◆ What to produce ◆
Show all lines that include the string "this"; copy each one.

◆ Material shown ◆
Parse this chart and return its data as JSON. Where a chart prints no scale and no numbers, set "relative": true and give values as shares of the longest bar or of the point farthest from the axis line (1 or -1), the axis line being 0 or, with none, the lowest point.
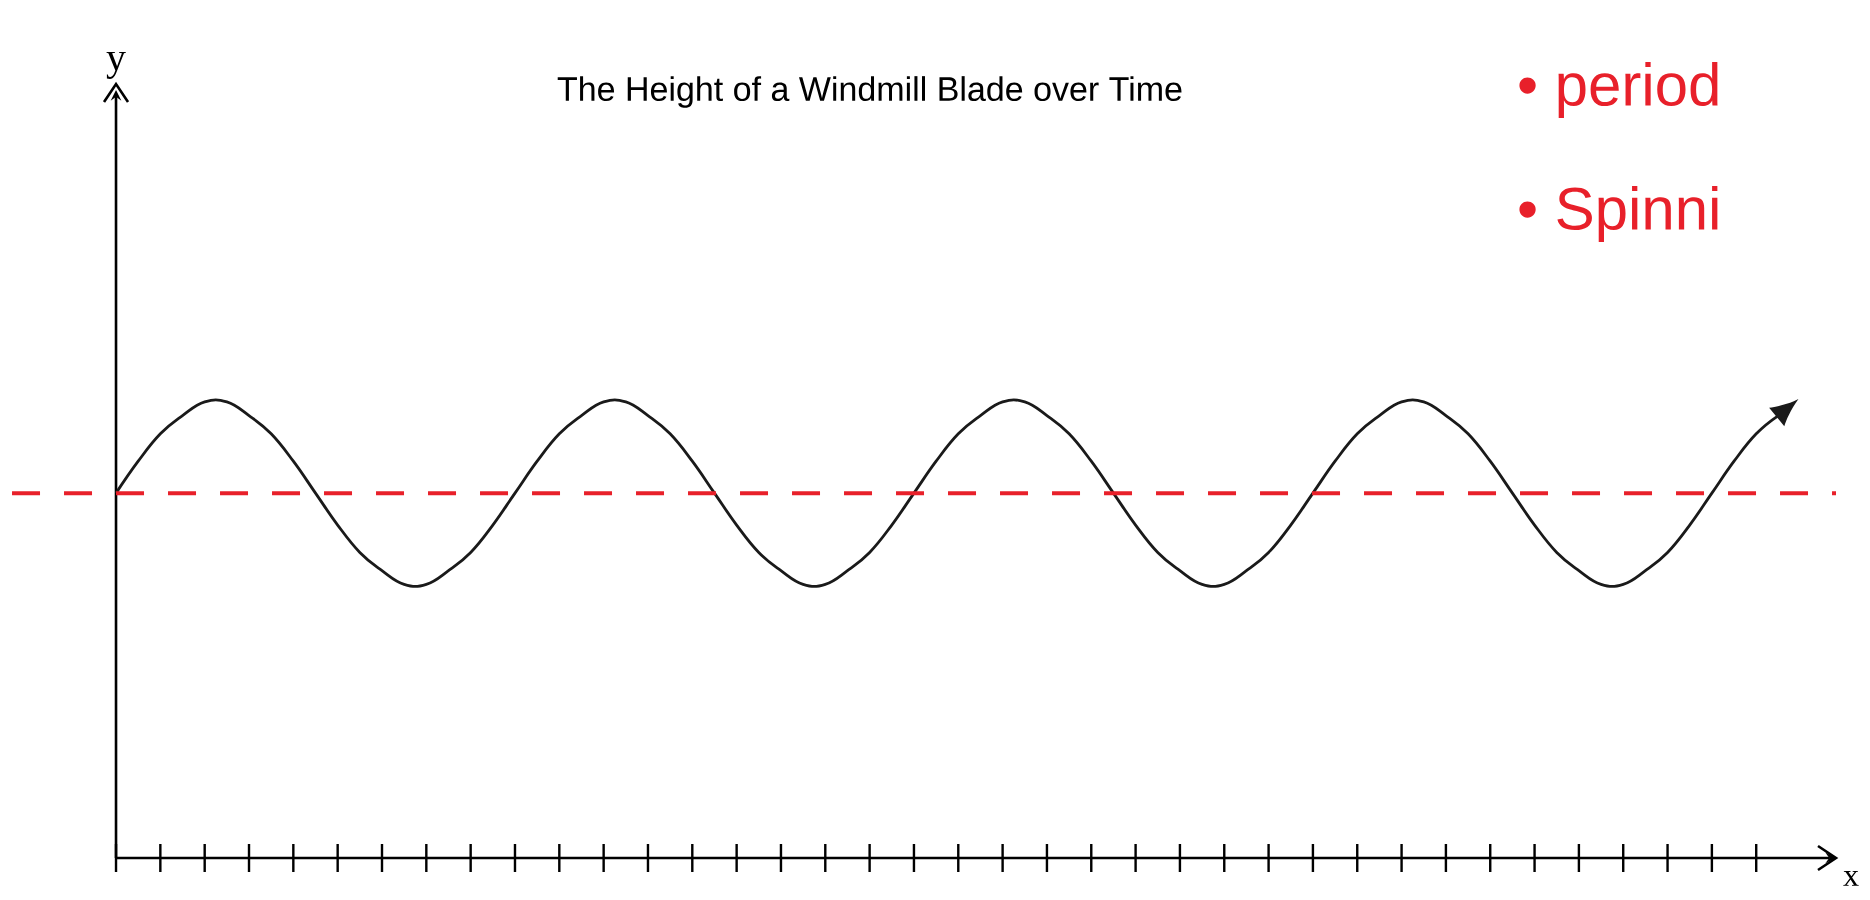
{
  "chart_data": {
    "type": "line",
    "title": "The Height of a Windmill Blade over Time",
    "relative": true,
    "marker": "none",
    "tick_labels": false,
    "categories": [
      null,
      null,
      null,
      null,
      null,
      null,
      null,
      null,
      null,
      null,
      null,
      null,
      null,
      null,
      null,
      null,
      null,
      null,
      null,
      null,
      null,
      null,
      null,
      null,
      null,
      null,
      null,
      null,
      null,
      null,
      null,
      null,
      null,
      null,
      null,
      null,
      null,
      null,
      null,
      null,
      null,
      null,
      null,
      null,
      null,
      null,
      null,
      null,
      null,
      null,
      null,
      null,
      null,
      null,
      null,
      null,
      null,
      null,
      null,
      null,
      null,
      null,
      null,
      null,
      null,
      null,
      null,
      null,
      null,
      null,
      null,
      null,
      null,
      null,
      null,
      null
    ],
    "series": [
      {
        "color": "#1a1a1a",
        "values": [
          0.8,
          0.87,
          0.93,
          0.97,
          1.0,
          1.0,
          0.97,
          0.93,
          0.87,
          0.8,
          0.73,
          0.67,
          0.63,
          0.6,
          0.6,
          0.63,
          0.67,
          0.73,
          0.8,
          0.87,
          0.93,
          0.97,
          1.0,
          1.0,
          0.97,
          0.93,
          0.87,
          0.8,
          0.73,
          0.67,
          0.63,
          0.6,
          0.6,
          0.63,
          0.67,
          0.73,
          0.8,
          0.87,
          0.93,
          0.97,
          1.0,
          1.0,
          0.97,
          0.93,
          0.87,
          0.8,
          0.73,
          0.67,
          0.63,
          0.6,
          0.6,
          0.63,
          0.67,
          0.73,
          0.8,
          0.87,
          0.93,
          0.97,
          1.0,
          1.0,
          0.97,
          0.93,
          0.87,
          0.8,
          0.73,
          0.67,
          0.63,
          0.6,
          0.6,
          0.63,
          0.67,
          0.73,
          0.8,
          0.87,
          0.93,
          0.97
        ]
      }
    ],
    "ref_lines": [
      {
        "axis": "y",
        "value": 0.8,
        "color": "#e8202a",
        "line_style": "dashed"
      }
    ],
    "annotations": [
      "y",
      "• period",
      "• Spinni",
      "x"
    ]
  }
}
==
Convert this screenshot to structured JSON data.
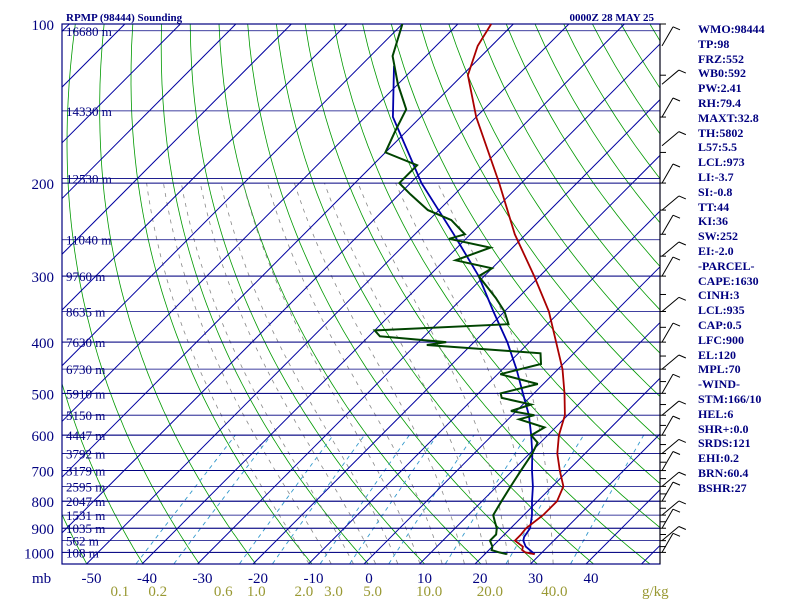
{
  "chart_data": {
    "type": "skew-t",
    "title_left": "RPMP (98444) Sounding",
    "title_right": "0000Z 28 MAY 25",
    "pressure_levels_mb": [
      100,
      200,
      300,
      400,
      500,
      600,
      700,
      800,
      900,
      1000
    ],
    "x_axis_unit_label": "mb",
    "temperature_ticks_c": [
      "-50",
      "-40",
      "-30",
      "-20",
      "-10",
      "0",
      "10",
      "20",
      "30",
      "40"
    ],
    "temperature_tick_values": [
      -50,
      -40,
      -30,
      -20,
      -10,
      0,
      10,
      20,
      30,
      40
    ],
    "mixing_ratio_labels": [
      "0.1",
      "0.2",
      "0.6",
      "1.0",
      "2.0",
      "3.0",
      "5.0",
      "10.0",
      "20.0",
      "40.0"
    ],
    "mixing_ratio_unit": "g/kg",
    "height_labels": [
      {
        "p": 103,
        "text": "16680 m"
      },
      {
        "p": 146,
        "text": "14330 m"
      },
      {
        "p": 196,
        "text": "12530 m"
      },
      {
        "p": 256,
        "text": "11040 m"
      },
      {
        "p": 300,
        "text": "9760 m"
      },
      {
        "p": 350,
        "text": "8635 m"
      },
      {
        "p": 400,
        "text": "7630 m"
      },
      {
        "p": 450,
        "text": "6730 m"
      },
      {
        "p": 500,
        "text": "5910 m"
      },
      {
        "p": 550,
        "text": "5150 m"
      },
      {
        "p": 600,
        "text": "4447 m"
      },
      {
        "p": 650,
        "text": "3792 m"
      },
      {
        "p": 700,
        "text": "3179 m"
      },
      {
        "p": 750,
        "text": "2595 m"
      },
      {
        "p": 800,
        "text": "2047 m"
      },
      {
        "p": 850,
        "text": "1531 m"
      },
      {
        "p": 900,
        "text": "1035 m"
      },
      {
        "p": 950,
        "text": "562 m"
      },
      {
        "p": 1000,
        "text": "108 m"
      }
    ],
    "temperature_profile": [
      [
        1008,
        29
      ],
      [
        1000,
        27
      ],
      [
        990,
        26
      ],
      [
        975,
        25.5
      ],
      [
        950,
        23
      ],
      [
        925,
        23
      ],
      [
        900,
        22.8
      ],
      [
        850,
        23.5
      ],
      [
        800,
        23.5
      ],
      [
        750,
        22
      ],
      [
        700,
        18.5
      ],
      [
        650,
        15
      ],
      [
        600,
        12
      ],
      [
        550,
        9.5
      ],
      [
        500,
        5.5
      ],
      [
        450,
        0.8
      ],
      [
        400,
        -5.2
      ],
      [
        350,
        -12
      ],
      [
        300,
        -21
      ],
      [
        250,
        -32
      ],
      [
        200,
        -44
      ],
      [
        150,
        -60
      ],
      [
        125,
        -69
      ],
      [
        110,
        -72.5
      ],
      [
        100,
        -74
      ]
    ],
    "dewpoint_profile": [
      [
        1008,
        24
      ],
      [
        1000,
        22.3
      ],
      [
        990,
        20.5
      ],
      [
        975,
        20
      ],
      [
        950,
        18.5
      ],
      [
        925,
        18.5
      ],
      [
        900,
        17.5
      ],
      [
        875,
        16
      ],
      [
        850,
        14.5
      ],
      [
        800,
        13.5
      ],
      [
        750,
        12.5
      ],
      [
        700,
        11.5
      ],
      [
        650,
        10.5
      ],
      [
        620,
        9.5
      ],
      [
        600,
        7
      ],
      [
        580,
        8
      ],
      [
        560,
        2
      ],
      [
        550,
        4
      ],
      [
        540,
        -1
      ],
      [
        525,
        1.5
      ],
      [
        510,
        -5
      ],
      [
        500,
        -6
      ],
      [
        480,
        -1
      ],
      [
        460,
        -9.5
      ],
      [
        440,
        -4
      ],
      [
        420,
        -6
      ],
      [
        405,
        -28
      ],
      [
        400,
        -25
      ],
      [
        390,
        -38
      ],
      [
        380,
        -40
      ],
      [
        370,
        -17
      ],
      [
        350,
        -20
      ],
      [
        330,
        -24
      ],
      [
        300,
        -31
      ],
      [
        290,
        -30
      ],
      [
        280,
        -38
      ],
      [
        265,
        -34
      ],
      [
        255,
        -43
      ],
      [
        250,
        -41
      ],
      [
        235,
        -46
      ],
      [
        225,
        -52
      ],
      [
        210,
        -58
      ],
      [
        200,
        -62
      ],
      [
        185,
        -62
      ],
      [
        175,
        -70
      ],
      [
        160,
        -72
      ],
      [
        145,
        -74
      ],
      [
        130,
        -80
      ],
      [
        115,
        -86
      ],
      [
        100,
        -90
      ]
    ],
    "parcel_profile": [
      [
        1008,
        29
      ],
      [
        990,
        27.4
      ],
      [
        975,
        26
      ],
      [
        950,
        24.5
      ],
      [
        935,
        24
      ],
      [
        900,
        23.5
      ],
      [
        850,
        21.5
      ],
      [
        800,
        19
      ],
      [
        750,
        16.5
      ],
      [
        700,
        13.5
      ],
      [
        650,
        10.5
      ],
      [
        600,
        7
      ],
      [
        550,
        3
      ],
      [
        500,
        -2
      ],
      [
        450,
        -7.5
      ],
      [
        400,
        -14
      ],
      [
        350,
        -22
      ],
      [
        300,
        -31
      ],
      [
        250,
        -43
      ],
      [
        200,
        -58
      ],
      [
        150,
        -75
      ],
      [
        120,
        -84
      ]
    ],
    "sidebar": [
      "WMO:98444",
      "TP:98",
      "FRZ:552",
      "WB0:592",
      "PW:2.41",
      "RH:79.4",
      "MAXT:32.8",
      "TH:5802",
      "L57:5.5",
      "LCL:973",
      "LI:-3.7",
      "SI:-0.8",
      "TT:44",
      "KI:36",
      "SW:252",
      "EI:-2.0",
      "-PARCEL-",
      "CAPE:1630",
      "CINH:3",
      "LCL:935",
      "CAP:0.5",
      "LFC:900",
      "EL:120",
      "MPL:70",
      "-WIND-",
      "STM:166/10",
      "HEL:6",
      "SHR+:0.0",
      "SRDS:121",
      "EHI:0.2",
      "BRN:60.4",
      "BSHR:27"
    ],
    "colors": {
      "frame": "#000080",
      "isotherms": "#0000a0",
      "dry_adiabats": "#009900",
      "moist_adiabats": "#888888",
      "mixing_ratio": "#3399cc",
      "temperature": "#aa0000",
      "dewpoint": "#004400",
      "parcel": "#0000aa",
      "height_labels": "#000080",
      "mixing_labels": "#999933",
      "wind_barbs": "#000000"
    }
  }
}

◆ Answer to the exercise ◆
Parse this chart and return its data as JSON. Where a chart prints no scale and no numbers, set "relative": true and give values as shares of the longest bar or of the point farthest from the axis line (1 or -1), the axis line being 0 or, with none, the lowest point.
Convert this screenshot to structured JSON data.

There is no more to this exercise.